▶ **OBIETTIVO 1**:
Riproduci fedelmente il brano dell'intervista compreso tra "Chi è Elena" e "di questa mostra?", estremi inclusi.

___ BRANO ___

ANTEPRIMA – Gli eredi di Caravaggio a Wiesbaden, intervista a Elena Castelli De Angelis
Ciao Elena Castelli, il 3 novembre sarai a Francoforte per presentare una conferenza, organizzata da questo Consolato Generale, nell’ambito del ciclo di incontri, con specialisti e studiosi, pensati come momento di approfondimento e preparazione alla visita della mostra nel Museo di Wiesabaden: Gli eredi di Caravaggio – Il Barocco a Napoli.
Gli amici tedeschi ed italiani desiderano sapere in ANTEPRIMA qualcosa dell’ospite. Se sei d’accordo vorrei farti cinque domande perché tu possa incuriosire le nostre lettrici e i nostri lettori, prima di averli con noi alla conferenza dal titolo Innumerabili splendori. Arte e Luce nell’effimero barocco.
Chi è Elena Castelli De Angelis? Una storica dell’arte, un’appassionata del barocco o anche qualcosa di più?
Sono una persona che ha la fortuna di poter trasformare la sua passione nel proprio lavoro, benché di questi tempi sviluppare e portare avanti un’attività di ricerca, soprattutto in un settore come quello della storia dell’arte, non sia facile e richieda ogni giorno voglia di reinventarsi e forza di volontà. E poi sono una moglie che si dedica alla sua famiglia e che, come tante donne, come una funambola cerca, senza cadere, di camminare su quel filo che raccorda le aspirazioni professionali da una parte e le esigenze del cuore dall’altra.
La mostra di Wiesbaden Gli eredi di Caravaggio ti vede anche impegnata come professionista in visite guidate in italiano per far scoprire il mondo dei caravaggeschi. Cosa puoi raccontarci di questa mostra?
Prima di tutto che è una mostra bellissima perché è un vero concentrato di capolavori, i quali, uno dopo l’altro, emozionano il visitatore con la loro coinvolgente immediatezza e il fascino innegabile di chiaroscuri violenti e colori preziosi. E poi è una mostra completa perché illustra le tante sfaccettature della pittura barocca napoletana evidenziando, oltre alla rivoluzione portata da Caravaggio, le altre componenti di cui il panorama artistico partenopeo si è andato arricchendo nel corso del Seicento. Insomma, percorrere le sale della mostra di Wiesbaden permette di fare un viaggio affascinante attraverso una moltitudine di dipinti, disegni e qualche scultura che testimoniano una stagione importantissima della pittura non solo italiana, ma anche europea. Il che spiega perfettamente il senso di una mostra del genere in terra tedesca.
“Innumerabili splendori”, perché hai dato questo titolo alla tua conferenza ?

___ MATERIALE ESTRATTO ___

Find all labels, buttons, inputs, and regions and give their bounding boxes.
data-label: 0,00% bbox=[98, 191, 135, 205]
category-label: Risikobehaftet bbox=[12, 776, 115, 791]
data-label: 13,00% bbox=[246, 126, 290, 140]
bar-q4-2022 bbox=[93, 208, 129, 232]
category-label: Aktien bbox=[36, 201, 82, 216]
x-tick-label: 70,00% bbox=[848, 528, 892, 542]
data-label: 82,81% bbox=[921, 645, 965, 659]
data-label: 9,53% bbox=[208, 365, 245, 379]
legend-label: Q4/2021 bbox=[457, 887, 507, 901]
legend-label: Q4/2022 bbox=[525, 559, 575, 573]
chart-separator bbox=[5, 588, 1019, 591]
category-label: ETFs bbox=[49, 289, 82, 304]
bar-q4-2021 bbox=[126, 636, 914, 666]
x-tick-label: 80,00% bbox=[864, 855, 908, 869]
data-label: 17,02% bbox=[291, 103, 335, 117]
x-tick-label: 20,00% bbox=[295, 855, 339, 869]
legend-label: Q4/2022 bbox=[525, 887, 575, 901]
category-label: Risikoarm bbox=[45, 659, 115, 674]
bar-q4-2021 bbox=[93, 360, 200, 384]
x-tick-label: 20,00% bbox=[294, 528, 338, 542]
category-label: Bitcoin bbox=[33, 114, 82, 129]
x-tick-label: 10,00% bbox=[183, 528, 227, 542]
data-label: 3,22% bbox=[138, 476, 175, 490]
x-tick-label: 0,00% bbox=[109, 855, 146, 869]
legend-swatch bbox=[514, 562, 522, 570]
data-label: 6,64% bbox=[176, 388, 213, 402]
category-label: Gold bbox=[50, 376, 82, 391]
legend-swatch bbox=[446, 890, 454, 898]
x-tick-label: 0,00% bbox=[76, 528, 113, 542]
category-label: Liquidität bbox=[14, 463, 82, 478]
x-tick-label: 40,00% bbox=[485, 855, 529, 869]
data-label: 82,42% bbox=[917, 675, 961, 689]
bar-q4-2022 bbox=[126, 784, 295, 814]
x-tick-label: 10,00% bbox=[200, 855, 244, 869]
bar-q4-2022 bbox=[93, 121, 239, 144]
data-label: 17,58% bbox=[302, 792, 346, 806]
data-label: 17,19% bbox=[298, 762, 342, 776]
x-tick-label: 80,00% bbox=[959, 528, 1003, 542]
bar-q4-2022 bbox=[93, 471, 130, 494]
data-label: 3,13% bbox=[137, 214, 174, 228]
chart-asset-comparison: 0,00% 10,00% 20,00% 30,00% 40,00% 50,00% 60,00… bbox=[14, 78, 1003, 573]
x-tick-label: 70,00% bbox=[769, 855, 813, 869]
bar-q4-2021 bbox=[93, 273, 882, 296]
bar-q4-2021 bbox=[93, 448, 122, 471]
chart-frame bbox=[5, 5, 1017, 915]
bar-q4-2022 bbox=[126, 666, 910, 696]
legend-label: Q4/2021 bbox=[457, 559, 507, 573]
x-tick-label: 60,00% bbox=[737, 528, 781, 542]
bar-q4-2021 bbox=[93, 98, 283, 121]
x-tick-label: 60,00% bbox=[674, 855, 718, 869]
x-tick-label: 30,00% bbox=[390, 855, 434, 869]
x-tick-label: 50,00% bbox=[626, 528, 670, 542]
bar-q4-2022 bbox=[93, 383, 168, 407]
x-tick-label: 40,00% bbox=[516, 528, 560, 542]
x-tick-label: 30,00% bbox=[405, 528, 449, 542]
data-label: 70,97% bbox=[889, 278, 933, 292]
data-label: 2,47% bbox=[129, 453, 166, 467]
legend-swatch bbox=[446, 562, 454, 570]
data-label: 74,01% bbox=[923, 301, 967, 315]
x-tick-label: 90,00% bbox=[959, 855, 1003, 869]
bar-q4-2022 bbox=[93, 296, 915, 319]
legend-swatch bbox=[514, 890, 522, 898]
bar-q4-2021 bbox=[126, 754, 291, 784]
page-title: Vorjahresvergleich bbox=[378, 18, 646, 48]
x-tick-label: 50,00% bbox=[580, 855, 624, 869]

___

▶ **OBIETTIVO 2**:
Indica soltanto quante righe dei record contengono la parola "swatch".

▶ **SOLUZIONE PROPOSTA 1**:
Chi è Elena Castelli De Angelis? Una storica dell’arte, un’appassionata del barocco o anche qualcosa di più?
Sono una persona che ha la fortuna di poter trasformare la sua passione nel proprio lavoro, benché di questi tempi sviluppare e portare avanti un’attività di ricerca, soprattutto in un settore come quello della storia dell’arte, non sia facile e richieda ogni giorno voglia di reinventarsi e forza di volontà. E poi sono una moglie che si dedica alla sua famiglia e che, come tante donne, come una funambola cerca, senza cadere, di camminare su quel filo che raccorda le aspirazioni professionali da una parte e le esigenze del cuore dall’altra.
La mostra di Wiesbaden Gli eredi di Caravaggio ti vede anche impegnata come professionista in visite guidate in italiano per far scoprire il mondo dei caravaggeschi. Cosa puoi raccontarci di questa mostra?

▶ **SOLUZIONE PROPOSTA 2**:
4